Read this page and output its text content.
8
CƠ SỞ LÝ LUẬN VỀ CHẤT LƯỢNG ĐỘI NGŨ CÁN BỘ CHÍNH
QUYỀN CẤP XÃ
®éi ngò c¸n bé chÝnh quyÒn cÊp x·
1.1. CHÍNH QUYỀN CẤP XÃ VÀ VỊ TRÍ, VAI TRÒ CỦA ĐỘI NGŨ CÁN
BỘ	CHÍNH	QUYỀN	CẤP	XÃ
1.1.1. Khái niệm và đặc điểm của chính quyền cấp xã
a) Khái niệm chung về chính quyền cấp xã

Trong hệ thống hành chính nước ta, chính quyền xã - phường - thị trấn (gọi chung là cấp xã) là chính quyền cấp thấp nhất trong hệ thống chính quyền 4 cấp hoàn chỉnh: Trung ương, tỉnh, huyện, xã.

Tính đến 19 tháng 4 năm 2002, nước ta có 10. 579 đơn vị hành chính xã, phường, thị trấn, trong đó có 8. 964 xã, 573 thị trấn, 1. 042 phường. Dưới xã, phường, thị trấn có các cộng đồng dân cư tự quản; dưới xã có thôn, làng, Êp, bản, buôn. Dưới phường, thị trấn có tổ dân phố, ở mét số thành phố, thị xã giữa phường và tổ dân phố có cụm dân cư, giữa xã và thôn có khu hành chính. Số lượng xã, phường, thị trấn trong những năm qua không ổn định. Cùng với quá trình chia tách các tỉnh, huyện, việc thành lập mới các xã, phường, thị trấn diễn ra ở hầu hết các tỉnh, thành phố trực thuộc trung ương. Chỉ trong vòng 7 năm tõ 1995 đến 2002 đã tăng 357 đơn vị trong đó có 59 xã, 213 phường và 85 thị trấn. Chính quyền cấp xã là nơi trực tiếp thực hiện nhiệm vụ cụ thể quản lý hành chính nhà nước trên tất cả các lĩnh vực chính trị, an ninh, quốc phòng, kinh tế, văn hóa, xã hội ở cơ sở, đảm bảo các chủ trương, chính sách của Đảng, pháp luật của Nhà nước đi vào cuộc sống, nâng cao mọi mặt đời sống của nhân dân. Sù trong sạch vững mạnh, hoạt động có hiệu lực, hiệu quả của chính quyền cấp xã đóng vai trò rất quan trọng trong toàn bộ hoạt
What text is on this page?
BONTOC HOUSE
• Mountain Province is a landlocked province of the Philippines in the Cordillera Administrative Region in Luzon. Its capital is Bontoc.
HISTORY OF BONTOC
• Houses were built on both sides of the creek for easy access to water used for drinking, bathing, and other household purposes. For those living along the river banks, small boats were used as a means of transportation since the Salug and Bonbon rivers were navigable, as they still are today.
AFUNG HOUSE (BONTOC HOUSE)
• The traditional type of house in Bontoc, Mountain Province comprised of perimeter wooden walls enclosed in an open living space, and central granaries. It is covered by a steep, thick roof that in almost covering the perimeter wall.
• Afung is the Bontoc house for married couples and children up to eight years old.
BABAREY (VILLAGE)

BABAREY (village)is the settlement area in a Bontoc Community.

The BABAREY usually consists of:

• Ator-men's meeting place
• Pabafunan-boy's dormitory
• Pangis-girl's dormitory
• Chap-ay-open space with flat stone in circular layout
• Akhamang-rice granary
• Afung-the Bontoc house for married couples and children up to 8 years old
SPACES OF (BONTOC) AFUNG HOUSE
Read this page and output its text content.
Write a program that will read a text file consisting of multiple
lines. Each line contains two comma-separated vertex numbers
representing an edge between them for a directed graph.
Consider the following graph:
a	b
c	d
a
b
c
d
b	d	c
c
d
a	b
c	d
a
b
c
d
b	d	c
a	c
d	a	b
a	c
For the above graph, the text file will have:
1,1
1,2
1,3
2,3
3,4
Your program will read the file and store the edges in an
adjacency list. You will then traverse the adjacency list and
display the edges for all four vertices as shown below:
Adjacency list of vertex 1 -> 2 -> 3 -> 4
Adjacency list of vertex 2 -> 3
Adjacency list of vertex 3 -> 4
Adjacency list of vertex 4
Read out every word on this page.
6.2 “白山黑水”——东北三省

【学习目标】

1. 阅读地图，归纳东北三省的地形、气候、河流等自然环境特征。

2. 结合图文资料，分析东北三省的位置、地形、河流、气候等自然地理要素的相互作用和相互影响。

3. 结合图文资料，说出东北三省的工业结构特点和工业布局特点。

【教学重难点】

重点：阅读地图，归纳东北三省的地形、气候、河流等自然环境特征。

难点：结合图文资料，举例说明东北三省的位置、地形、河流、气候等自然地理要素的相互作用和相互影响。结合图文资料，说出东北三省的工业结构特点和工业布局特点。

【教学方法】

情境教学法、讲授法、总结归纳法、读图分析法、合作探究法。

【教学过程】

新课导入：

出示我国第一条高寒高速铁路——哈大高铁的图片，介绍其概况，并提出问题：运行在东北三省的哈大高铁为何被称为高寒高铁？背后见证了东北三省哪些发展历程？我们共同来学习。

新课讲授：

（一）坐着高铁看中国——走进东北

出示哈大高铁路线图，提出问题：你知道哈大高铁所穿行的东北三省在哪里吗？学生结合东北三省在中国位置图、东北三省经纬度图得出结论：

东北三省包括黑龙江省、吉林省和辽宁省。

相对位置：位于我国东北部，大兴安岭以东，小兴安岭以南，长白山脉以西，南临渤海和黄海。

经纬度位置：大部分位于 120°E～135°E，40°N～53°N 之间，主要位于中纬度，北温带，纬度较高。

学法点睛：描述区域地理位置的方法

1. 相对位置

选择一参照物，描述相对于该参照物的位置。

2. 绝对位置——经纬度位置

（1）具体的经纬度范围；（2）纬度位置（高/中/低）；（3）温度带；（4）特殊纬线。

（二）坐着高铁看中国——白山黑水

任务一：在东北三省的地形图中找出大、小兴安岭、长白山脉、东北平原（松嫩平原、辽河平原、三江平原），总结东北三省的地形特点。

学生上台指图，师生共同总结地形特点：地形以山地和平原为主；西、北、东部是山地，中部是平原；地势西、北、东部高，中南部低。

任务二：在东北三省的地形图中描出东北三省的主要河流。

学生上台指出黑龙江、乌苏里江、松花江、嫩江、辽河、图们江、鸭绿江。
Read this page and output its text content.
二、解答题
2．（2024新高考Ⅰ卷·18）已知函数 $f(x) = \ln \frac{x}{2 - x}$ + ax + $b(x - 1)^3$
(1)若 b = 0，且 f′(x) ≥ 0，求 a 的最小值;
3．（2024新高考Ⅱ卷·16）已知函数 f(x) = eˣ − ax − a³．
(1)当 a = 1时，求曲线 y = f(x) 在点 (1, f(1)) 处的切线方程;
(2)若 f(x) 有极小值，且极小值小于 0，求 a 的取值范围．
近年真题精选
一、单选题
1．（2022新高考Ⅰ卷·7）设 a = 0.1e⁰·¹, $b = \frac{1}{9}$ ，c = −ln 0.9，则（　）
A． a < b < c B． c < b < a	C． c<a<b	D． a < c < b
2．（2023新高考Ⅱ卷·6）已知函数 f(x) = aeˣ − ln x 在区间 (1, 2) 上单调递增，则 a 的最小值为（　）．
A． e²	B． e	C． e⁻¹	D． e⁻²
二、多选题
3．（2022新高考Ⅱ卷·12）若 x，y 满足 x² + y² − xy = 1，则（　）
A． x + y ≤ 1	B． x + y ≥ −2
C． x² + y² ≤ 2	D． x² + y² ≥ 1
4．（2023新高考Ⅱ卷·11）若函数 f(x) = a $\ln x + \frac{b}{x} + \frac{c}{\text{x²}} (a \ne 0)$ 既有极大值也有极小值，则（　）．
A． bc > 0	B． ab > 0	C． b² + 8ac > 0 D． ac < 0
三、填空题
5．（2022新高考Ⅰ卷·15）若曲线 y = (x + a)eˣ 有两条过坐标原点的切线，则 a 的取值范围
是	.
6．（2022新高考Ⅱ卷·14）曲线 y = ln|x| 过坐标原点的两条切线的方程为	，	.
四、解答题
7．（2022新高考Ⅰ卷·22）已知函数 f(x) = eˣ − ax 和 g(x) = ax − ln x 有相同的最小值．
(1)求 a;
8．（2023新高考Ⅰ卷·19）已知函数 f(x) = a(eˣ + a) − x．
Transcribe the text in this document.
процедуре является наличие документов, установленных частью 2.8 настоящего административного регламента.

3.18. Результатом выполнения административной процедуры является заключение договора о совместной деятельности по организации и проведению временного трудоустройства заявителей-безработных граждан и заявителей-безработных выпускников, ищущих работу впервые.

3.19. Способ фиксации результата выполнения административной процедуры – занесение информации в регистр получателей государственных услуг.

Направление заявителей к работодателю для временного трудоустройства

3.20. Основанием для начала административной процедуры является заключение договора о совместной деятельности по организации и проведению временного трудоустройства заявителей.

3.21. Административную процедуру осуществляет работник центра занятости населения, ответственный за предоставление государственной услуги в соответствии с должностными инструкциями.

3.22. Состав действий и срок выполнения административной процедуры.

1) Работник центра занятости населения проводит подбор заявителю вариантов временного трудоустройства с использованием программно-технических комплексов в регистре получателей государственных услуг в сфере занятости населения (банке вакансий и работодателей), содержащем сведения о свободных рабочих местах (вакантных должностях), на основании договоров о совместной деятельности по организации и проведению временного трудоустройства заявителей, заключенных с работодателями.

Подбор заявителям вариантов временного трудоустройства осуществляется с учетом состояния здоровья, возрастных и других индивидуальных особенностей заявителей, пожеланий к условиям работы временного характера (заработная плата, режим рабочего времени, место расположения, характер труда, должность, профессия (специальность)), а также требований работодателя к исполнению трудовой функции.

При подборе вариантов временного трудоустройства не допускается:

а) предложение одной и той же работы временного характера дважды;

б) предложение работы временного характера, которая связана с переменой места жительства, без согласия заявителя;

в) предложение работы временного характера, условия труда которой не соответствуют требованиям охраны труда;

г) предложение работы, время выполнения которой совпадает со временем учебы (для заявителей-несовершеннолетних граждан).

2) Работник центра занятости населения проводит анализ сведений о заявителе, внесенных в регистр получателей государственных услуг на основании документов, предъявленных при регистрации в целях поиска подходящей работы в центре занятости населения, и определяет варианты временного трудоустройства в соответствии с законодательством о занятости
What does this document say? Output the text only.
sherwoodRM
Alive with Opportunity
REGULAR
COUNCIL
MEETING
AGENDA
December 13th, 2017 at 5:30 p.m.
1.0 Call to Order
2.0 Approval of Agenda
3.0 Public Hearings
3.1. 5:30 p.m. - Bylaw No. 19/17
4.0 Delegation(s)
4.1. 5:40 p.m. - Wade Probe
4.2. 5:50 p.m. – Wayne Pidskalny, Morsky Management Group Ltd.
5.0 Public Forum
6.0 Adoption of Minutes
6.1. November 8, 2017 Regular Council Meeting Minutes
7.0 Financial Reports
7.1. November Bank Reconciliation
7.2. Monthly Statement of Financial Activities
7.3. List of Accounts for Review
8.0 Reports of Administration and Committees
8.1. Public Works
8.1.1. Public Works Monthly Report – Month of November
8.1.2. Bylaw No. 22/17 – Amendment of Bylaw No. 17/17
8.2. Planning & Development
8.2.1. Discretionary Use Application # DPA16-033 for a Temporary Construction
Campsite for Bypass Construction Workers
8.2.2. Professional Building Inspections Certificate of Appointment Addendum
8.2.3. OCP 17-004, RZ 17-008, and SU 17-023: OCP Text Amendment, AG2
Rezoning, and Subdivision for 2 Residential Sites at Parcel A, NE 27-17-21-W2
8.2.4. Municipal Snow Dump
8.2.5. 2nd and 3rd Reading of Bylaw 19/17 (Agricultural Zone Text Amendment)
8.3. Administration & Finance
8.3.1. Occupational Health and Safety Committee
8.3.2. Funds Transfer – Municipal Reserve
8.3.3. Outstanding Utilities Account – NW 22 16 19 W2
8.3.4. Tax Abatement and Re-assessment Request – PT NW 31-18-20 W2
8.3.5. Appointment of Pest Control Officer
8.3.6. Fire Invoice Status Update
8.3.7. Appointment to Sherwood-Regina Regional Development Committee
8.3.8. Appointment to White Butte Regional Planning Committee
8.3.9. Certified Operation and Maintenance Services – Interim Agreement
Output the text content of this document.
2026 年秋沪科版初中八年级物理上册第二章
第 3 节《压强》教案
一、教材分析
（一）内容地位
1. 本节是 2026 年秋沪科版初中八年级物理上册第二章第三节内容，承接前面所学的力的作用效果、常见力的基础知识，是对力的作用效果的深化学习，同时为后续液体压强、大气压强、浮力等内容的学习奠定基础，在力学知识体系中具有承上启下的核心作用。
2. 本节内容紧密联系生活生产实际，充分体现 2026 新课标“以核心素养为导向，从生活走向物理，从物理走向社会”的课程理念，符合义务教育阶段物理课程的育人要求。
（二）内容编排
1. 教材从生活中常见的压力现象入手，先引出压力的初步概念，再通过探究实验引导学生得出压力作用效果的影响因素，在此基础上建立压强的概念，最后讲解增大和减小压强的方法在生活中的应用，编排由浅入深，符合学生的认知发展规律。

• [AIM] State the count of lines that contain the string "couples". Nothing else is needed.

• [TASK SOLUTION] 2